Problem to work on:
The response should hold every record from the listing that follows, verbatim, and no pictures.
======== Material for the task
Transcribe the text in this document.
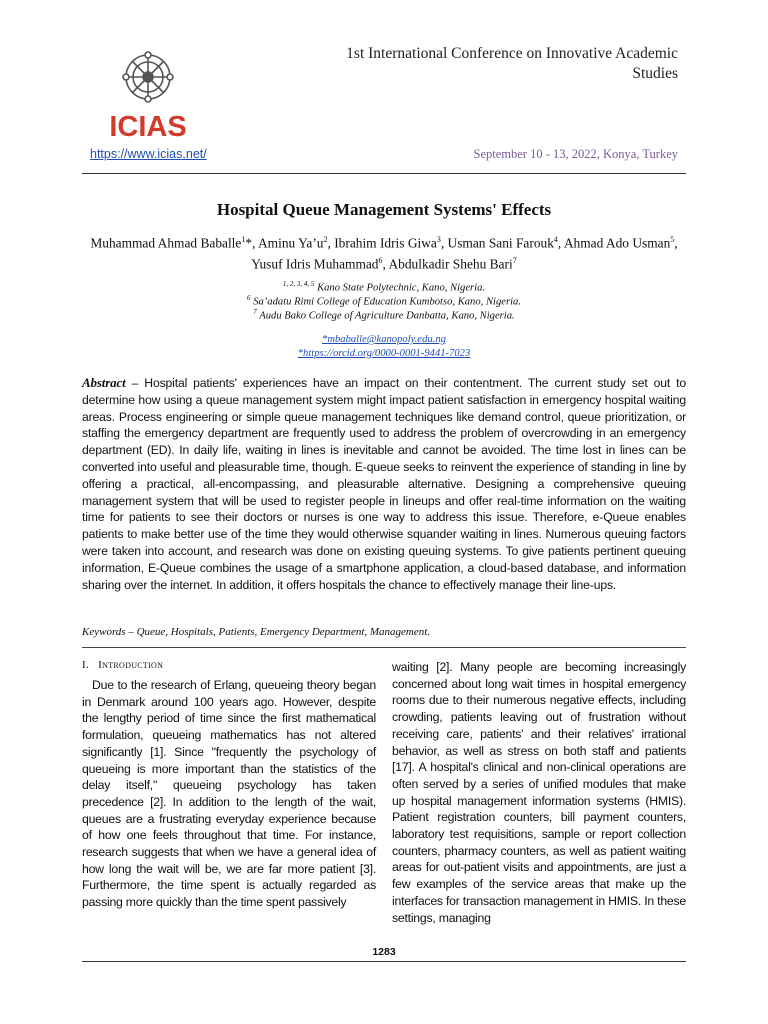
ICIAS
1st International Conference on Innovative Academic Studies
https://www.icias.net/	September 10 - 13, 2022, Konya, Turkey
Hospital Queue Management Systems' Effects
Muhammad Ahmad Baballe$^1$*, Aminu $Ya’u^2$, Ibrahim Idris Giwa$^3$, Usman Sani Farouk$^4$, Ahmad Ado Usman$^5$, Yusuf Idris Muhammad$^6$, Abdulkadir Shehu Bari$^7$
$^{1, 2, 3, 4, 5}$ Kano State Polytechnic, Kano, Nigeria.
$^6$ Sa’adatu Rimi College of Education Kumbotso, Kano, Nigeria.
$^7$ Audu Bako College of Agriculture Danbatta, Kano, Nigeria.
*mbaballe@kanopoly.edu.ng
*https://orcid.org/0000-0001-9441-7023
Abstract – Hospital patients' experiences have an impact on their contentment. The current study set out to determine how using a queue management system might impact patient satisfaction in emergency hospital waiting areas. Process engineering or simple queue management techniques like demand control, queue prioritization, or staffing the emergency department are frequently used to address the problem of overcrowding in an emergency department (ED). In daily life, waiting in lines is inevitable and cannot be avoided. The time lost in lines can be converted into useful and pleasurable time, though. E-queue seeks to reinvent the experience of standing in line by offering a practical, all-encompassing, and pleasurable alternative. Designing a comprehensive queuing management system that will be used to register people in lineups and offer real-time information on the waiting time for patients to see their doctors or nurses is one way to address this issue. Therefore, e-Queue enables patients to make better use of the time they would otherwise squander waiting in lines. Numerous queuing factors were taken into account, and research was done on existing queuing systems. To give patients pertinent queuing information, E-Queue combines the usage of a smartphone application, a cloud-based database, and information sharing over the internet. In addition, it offers hospitals the chance to effectively manage their line-ups.
Keywords – Queue, Hospitals, Patients, Emergency Department, Management.
I. Introduction

Due to the research of Erlang, queueing theory began in Denmark around 100 years ago. However, despite the lengthy period of time since the first mathematical formulation, queueing mathematics has not altered significantly [1]. Since "frequently the psychology of queueing is more important than the statistics of the delay itself," queueing psychology has taken precedence [2]. In addition to the length of the wait, queues are a frustrating everyday experience because of how one feels throughout that time. For instance, research suggests that when we have a general idea of how long the wait will be, we are far more patient [3]. Furthermore, the time spent is actually regarded as passing more quickly than the time spent passively

waiting [2]. Many people are becoming increasingly concerned about long wait times in hospital emergency rooms due to their numerous negative effects, including crowding, patients leaving out of frustration without receiving care, patients' and their relatives' irrational behavior, as well as stress on both staff and patients [17]. A hospital's clinical and non-clinical operations are often served by a series of unified modules that make up hospital management information systems (HMIS). Patient registration counters, bill payment counters, laboratory test requisitions, sample or report collection counters, pharmacy counters, as well as patient waiting areas for out-patient visits and appointments, are just a few examples of the service areas that make up the interfaces for transaction management in HMIS. In these settings, managing

1283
================
Your solution:
Transcribe the text in this document.
ICIAS
1st International Conference on Innovative Academic Studies
https://www.icias.net/	September 10 - 13, 2022, Konya, Turkey
Hospital Queue Management Systems' Effects
Muhammad Ahmad Baballe$^1$*, Aminu $Ya’u^2$, Ibrahim Idris Giwa$^3$, Usman Sani Farouk$^4$, Ahmad Ado Usman$^5$, Yusuf Idris Muhammad$^6$, Abdulkadir Shehu Bari$^7$
$^{1, 2, 3, 4, 5}$ Kano State Polytechnic, Kano, Nigeria.
$^6$ Sa’adatu Rimi College of Education Kumbotso, Kano, Nigeria.
$^7$ Audu Bako College of Agriculture Danbatta, Kano, Nigeria.
*mbaballe@kanopoly.edu.ng
*https://orcid.org/0000-0001-9441-7023
Abstract – Hospital patients' experiences have an impact on their contentment. The current study set out to determine how using a queue management system might impact patient satisfaction in emergency hospital waiting areas. Process engineering or simple queue management techniques like demand control, queue prioritization, or staffing the emergency department are frequently used to address the problem of overcrowding in an emergency department (ED). In daily life, waiting in lines is inevitable and cannot be avoided. The time lost in lines can be converted into useful and pleasurable time, though. E-queue seeks to reinvent the experience of standing in line by offering a practical, all-encompassing, and pleasurable alternative. Designing a comprehensive queuing management system that will be used to register people in lineups and offer real-time information on the waiting time for patients to see their doctors or nurses is one way to address this issue. Therefore, e-Queue enables patients to make better use of the time they would otherwise squander waiting in lines. Numerous queuing factors were taken into account, and research was done on existing queuing systems. To give patients pertinent queuing information, E-Queue combines the usage of a smartphone application, a cloud-based database, and information sharing over the internet. In addition, it offers hospitals the chance to effectively manage their line-ups.
Keywords – Queue, Hospitals, Patients, Emergency Department, Management.
I. Introduction

Due to the research of Erlang, queueing theory began in Denmark around 100 years ago. However, despite the lengthy period of time since the first mathematical formulation, queueing mathematics has not altered significantly [1]. Since "frequently the psychology of queueing is more important than the statistics of the delay itself," queueing psychology has taken precedence [2]. In addition to the length of the wait, queues are a frustrating everyday experience because of how one feels throughout that time. For instance, research suggests that when we have a general idea of how long the wait will be, we are far more patient [3]. Furthermore, the time spent is actually regarded as passing more quickly than the time spent passively

waiting [2]. Many people are becoming increasingly concerned about long wait times in hospital emergency rooms due to their numerous negative effects, including crowding, patients leaving out of frustration without receiving care, patients' and their relatives' irrational behavior, as well as stress on both staff and patients [17]. A hospital's clinical and non-clinical operations are often served by a series of unified modules that make up hospital management information systems (HMIS). Patient registration counters, bill payment counters, laboratory test requisitions, sample or report collection counters, pharmacy counters, as well as patient waiting areas for out-patient visits and appointments, are just a few examples of the service areas that make up the interfaces for transaction management in HMIS. In these settings, managing

1283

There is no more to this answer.